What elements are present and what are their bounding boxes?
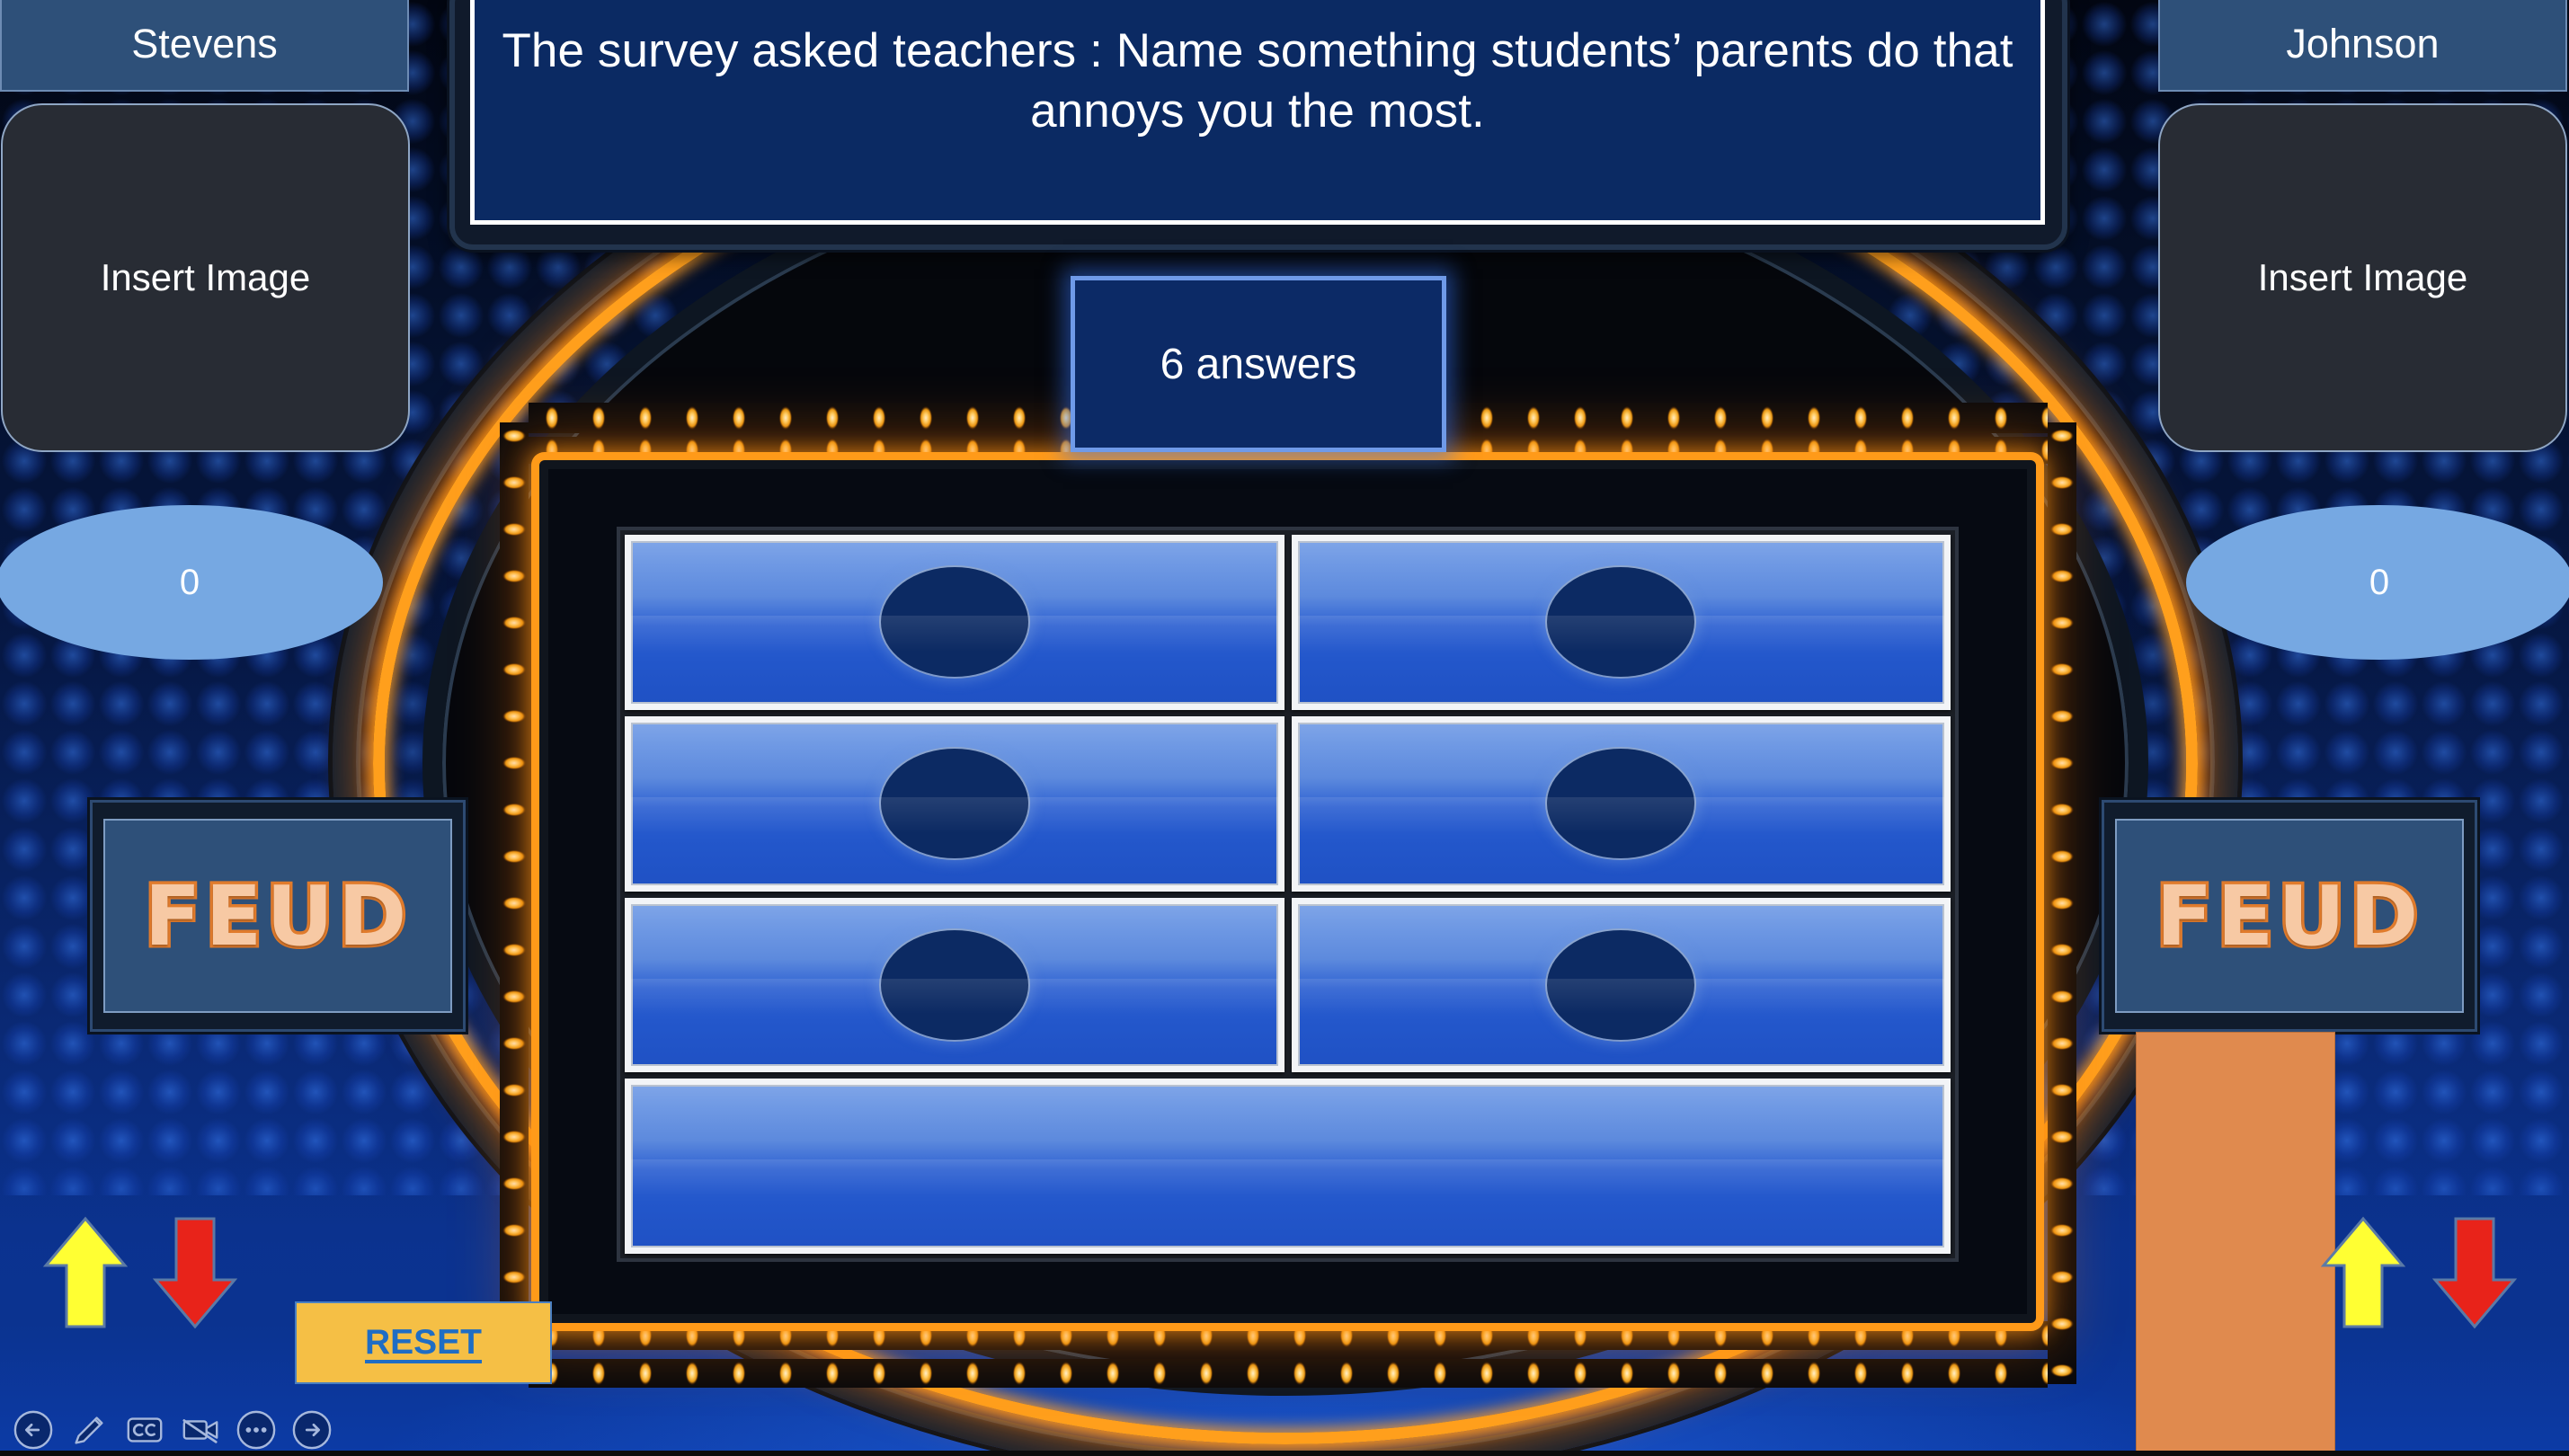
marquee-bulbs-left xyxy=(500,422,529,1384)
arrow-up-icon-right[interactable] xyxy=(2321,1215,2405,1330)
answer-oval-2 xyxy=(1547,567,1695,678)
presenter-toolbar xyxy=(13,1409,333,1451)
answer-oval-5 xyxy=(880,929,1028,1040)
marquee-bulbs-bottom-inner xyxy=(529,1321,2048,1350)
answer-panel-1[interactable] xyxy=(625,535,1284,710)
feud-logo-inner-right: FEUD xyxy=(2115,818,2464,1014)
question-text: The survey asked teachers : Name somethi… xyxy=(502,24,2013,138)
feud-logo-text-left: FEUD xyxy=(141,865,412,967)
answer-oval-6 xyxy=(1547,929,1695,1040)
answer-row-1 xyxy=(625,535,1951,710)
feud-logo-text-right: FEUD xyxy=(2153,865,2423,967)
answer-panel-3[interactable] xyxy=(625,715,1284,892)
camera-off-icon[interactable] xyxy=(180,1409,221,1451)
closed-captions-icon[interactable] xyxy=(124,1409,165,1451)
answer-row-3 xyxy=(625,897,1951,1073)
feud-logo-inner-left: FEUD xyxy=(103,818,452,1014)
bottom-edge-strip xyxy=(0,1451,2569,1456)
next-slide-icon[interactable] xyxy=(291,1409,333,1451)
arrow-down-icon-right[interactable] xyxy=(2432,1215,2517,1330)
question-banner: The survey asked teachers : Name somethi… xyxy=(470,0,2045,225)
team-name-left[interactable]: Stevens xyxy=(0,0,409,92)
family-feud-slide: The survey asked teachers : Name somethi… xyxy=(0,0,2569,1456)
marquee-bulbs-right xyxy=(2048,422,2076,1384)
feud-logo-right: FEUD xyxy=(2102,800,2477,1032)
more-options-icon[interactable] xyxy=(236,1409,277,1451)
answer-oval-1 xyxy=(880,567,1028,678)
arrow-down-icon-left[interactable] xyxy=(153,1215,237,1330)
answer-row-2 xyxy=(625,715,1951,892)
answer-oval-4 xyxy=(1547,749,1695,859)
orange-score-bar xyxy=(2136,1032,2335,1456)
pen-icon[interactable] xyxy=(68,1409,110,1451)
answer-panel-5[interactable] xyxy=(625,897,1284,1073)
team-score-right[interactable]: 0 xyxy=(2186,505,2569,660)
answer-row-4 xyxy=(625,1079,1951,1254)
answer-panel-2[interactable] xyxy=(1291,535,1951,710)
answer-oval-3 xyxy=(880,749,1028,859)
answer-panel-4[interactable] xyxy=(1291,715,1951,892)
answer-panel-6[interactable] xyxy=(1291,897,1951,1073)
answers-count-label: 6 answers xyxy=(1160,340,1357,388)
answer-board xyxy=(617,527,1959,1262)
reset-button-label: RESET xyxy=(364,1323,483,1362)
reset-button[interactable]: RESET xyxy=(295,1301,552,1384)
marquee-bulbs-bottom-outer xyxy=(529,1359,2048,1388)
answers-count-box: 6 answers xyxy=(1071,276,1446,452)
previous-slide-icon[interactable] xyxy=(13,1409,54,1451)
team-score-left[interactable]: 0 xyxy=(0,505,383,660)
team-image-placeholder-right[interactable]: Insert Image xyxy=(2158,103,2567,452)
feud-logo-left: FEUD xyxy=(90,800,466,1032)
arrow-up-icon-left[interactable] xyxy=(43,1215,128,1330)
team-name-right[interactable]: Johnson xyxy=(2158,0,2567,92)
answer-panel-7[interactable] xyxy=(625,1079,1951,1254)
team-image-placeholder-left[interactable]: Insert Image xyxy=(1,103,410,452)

________________________

TASK BRIEF: Please return, unchanged, every line of the listing above that contains the string "image". Treat uppercase and lowercase letters as different.

FULL ANSWER:
team-image-placeholder-right[interactable]: Insert Image xyxy=(2158,103,2567,452)
team-image-placeholder-left[interactable]: Insert Image xyxy=(1,103,410,452)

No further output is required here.